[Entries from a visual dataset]
——————
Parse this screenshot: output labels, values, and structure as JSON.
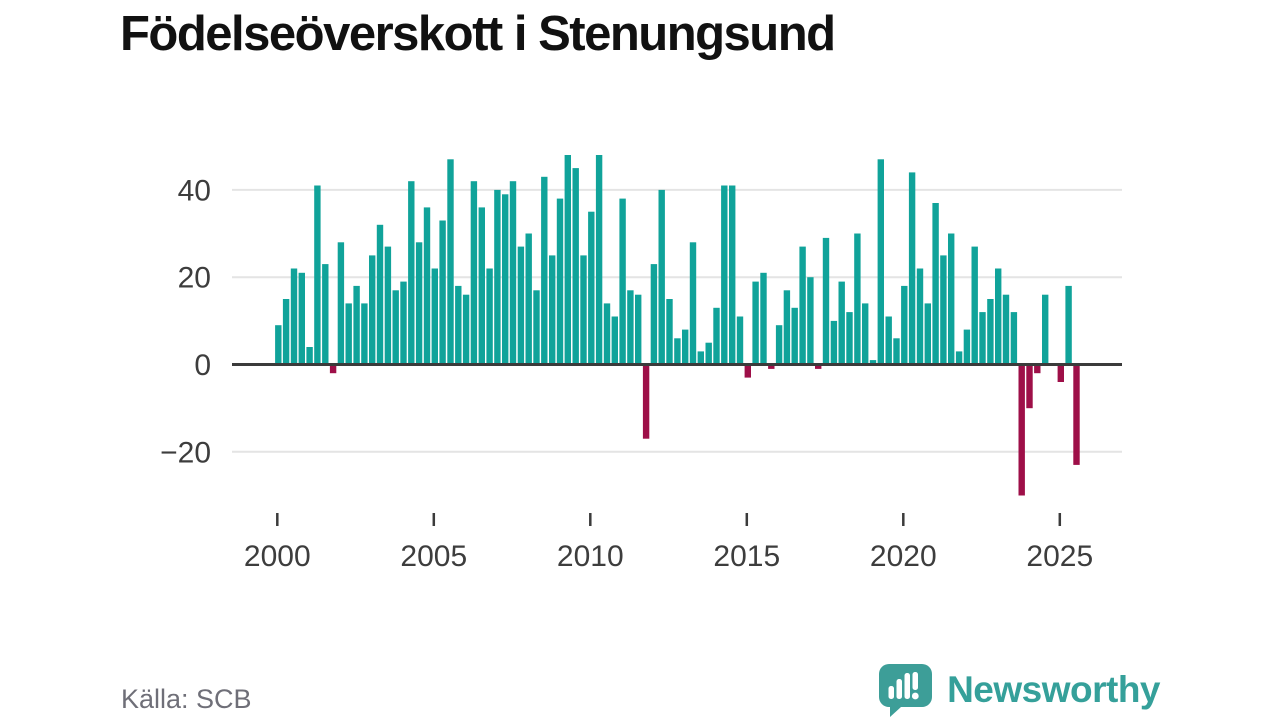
{
  "page": {
    "title": "Födelseöverskott i Stenungsund"
  },
  "footer": {
    "source": "Källa: SCB",
    "brand": "Newsworthy"
  },
  "colors": {
    "positive_bar": "#10a39a",
    "negative_bar": "#9e0f48",
    "axis": "#3b3b3b",
    "gridline": "#e4e4e4",
    "label": "#3d3d3d",
    "brand_teal": "#3d9e98"
  },
  "chart_data": {
    "type": "bar",
    "title": "Födelseöverskott i Stenungsund",
    "frequency": "quarterly",
    "start_period": "2000-Q1",
    "end_period": "2025-Q3",
    "grid": true,
    "ylim": [
      -33,
      50
    ],
    "y_ticks": [
      {
        "value": 40,
        "label": "40"
      },
      {
        "value": 20,
        "label": "20"
      },
      {
        "value": 0,
        "label": "0"
      },
      {
        "value": -20,
        "label": "−20"
      }
    ],
    "x_ticks": [
      {
        "year": 2000,
        "label": "2000"
      },
      {
        "year": 2005,
        "label": "2005"
      },
      {
        "year": 2010,
        "label": "2010"
      },
      {
        "year": 2015,
        "label": "2015"
      },
      {
        "year": 2020,
        "label": "2020"
      },
      {
        "year": 2025,
        "label": "2025"
      }
    ],
    "values": [
      9,
      15,
      22,
      21,
      4,
      41,
      23,
      -2,
      28,
      14,
      18,
      14,
      25,
      32,
      27,
      17,
      19,
      42,
      28,
      36,
      22,
      33,
      47,
      18,
      16,
      42,
      36,
      22,
      40,
      39,
      42,
      27,
      30,
      17,
      43,
      25,
      38,
      48,
      45,
      25,
      35,
      48,
      14,
      11,
      38,
      17,
      16,
      -17,
      23,
      40,
      15,
      6,
      8,
      28,
      3,
      5,
      13,
      41,
      41,
      11,
      -3,
      19,
      21,
      -1,
      9,
      17,
      13,
      27,
      20,
      -1,
      29,
      10,
      19,
      12,
      30,
      14,
      1,
      47,
      11,
      6,
      18,
      44,
      22,
      14,
      37,
      25,
      30,
      3,
      8,
      27,
      12,
      15,
      22,
      16,
      12,
      -30,
      -10,
      -2,
      16,
      0,
      -4,
      18,
      -23
    ],
    "positive_color": "#10a39a",
    "negative_color": "#9e0f48"
  }
}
——————
Without including any pictures, print each record exactly.

Parse this screenshot: output labels, values, and structure as JSON.
{
  "page": {
    "title": "Födelseöverskott i Stenungsund"
  },
  "footer": {
    "source": "Källa: SCB",
    "brand": "Newsworthy"
  },
  "colors": {
    "positive_bar": "#10a39a",
    "negative_bar": "#9e0f48",
    "axis": "#3b3b3b",
    "gridline": "#e4e4e4",
    "label": "#3d3d3d",
    "brand_teal": "#3d9e98"
  },
  "chart_data": {
    "type": "bar",
    "title": "Födelseöverskott i Stenungsund",
    "frequency": "quarterly",
    "start_period": "2000-Q1",
    "end_period": "2025-Q3",
    "grid": true,
    "ylim": [
      -33,
      50
    ],
    "y_ticks": [
      {
        "value": 40,
        "label": "40"
      },
      {
        "value": 20,
        "label": "20"
      },
      {
        "value": 0,
        "label": "0"
      },
      {
        "value": -20,
        "label": "−20"
      }
    ],
    "x_ticks": [
      {
        "year": 2000,
        "label": "2000"
      },
      {
        "year": 2005,
        "label": "2005"
      },
      {
        "year": 2010,
        "label": "2010"
      },
      {
        "year": 2015,
        "label": "2015"
      },
      {
        "year": 2020,
        "label": "2020"
      },
      {
        "year": 2025,
        "label": "2025"
      }
    ],
    "values": [
      9,
      15,
      22,
      21,
      4,
      41,
      23,
      -2,
      28,
      14,
      18,
      14,
      25,
      32,
      27,
      17,
      19,
      42,
      28,
      36,
      22,
      33,
      47,
      18,
      16,
      42,
      36,
      22,
      40,
      39,
      42,
      27,
      30,
      17,
      43,
      25,
      38,
      48,
      45,
      25,
      35,
      48,
      14,
      11,
      38,
      17,
      16,
      -17,
      23,
      40,
      15,
      6,
      8,
      28,
      3,
      5,
      13,
      41,
      41,
      11,
      -3,
      19,
      21,
      -1,
      9,
      17,
      13,
      27,
      20,
      -1,
      29,
      10,
      19,
      12,
      30,
      14,
      1,
      47,
      11,
      6,
      18,
      44,
      22,
      14,
      37,
      25,
      30,
      3,
      8,
      27,
      12,
      15,
      22,
      16,
      12,
      -30,
      -10,
      -2,
      16,
      0,
      -4,
      18,
      -23
    ],
    "positive_color": "#10a39a",
    "negative_color": "#9e0f48"
  }
}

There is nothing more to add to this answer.